> DATASET RECORDS
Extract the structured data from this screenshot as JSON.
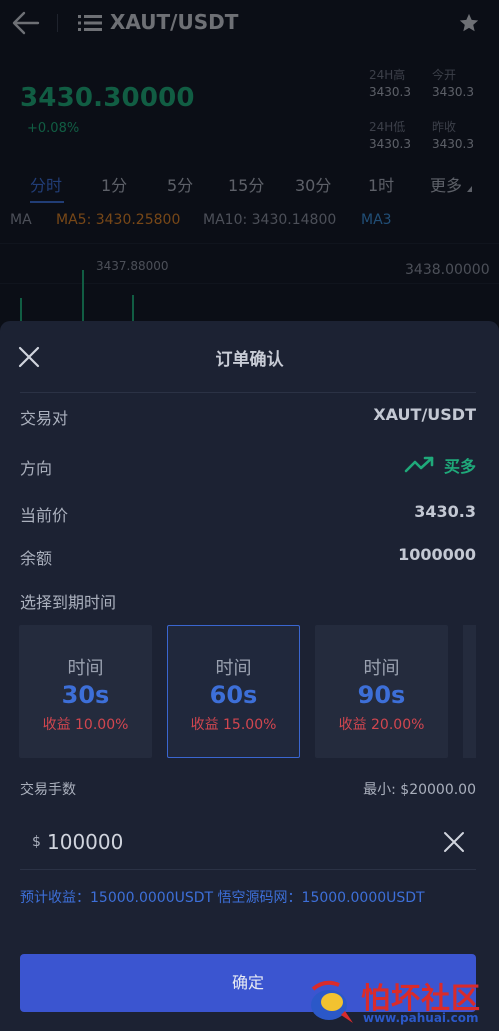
{
  "header": {
    "pair": "XAUT/USDT"
  },
  "ticker": {
    "price": "3430.30000",
    "change": "+0.08%",
    "stats": [
      {
        "label": "24H高",
        "value": "3430.3"
      },
      {
        "label": "今开",
        "value": "3430.3"
      },
      {
        "label": "24H低",
        "value": "3430.3"
      },
      {
        "label": "昨收",
        "value": "3430.3"
      }
    ]
  },
  "periods": [
    "分时",
    "1分",
    "5分",
    "15分",
    "30分",
    "1时",
    "更多"
  ],
  "active_period": "分时",
  "indicators": {
    "ma": "MA",
    "ma5": "MA5: 3430.25800",
    "ma10": "MA10: 3430.14800",
    "ma30": "MA3"
  },
  "chart": {
    "high_label": "3437.88000",
    "axis_label": "3438.00000"
  },
  "sheet": {
    "title": "订单确认",
    "rows": [
      {
        "label": "交易对",
        "value": "XAUT/USDT"
      },
      {
        "label": "方向",
        "value": "买多"
      },
      {
        "label": "当前价",
        "value": "3430.3"
      },
      {
        "label": "余额",
        "value": "1000000"
      }
    ],
    "expiry_title": "选择到期时间",
    "options": [
      {
        "label": "时间",
        "duration": "30s",
        "profit": "收益 10.00%",
        "selected": false
      },
      {
        "label": "时间",
        "duration": "60s",
        "profit": "收益 15.00%",
        "selected": true
      },
      {
        "label": "时间",
        "duration": "90s",
        "profit": "收益 20.00%",
        "selected": false
      }
    ],
    "qty_label": "交易手数",
    "qty_min": "最小: $20000.00",
    "currency": "$",
    "qty_value": "100000",
    "expected": "预计收益：15000.0000USDT   悟空源码网：15000.0000USDT",
    "confirm": "确定"
  },
  "watermark": {
    "title": "怕坏社区",
    "url": "www.pahuai.com"
  },
  "colors": {
    "up_green": "#1fa97a",
    "accent_blue": "#3d6fd8",
    "loss_red": "#d1464f",
    "button_blue": "#3b55d0"
  }
}
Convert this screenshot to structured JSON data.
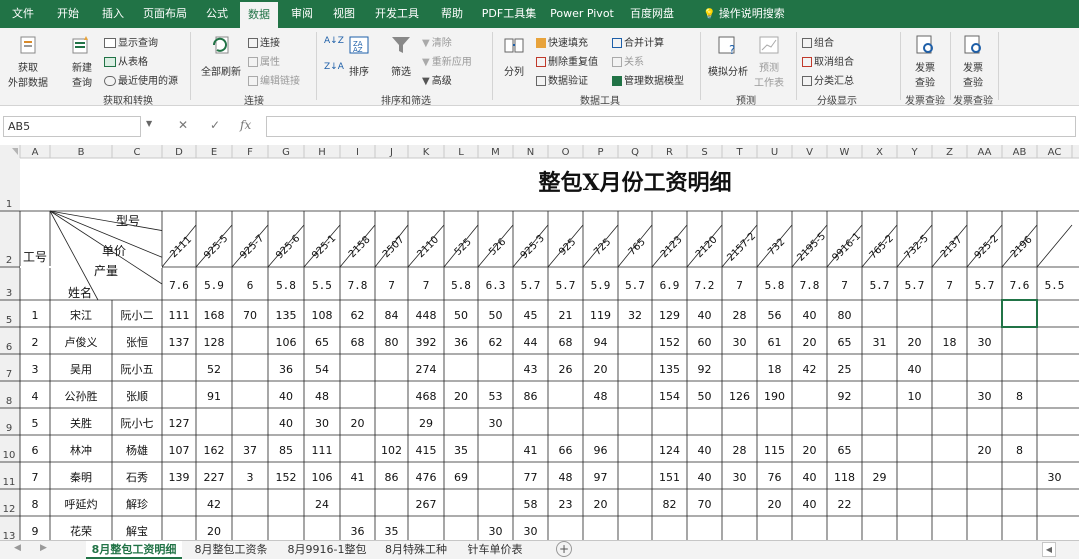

> AIM
Each record above must be returned exactly as written, with its pictures omitted.

> THE RESULT
Extract the structured data from this screenshot as JSON.
{
  "header": {
    "pair": "XAUT/USDT"
  },
  "ticker": {
    "price": "3430.30000",
    "change": "+0.08%",
    "stats": [
      {
        "label": "24H高",
        "value": "3430.3"
      },
      {
        "label": "今开",
        "value": "3430.3"
      },
      {
        "label": "24H低",
        "value": "3430.3"
      },
      {
        "label": "昨收",
        "value": "3430.3"
      }
    ]
  },
  "periods": [
    "分时",
    "1分",
    "5分",
    "15分",
    "30分",
    "1时",
    "更多"
  ],
  "active_period": "分时",
  "indicators": {
    "ma": "MA",
    "ma5": "MA5: 3430.25800",
    "ma10": "MA10: 3430.14800",
    "ma30": "MA3"
  },
  "chart": {
    "high_label": "3437.88000",
    "axis_label": "3438.00000"
  },
  "sheet": {
    "title": "订单确认",
    "rows": [
      {
        "label": "交易对",
        "value": "XAUT/USDT"
      },
      {
        "label": "方向",
        "value": "买多"
      },
      {
        "label": "当前价",
        "value": "3430.3"
      },
      {
        "label": "余额",
        "value": "1000000"
      }
    ],
    "expiry_title": "选择到期时间",
    "options": [
      {
        "label": "时间",
        "duration": "30s",
        "profit": "收益 10.00%",
        "selected": false
      },
      {
        "label": "时间",
        "duration": "60s",
        "profit": "收益 15.00%",
        "selected": true
      },
      {
        "label": "时间",
        "duration": "90s",
        "profit": "收益 20.00%",
        "selected": false
      }
    ],
    "qty_label": "交易手数",
    "qty_min": "最小: $20000.00",
    "currency": "$",
    "qty_value": "100000",
    "expected": "预计收益：15000.0000USDT   悟空源码网：15000.0000USDT",
    "confirm": "确定"
  },
  "watermark": {
    "title": "怕坏社区",
    "url": "www.pahuai.com"
  },
  "colors": {
    "up_green": "#1fa97a",
    "accent_blue": "#3d6fd8",
    "loss_red": "#d1464f",
    "button_blue": "#3b55d0"
  }
}
Convert this screenshot to structured JSON data.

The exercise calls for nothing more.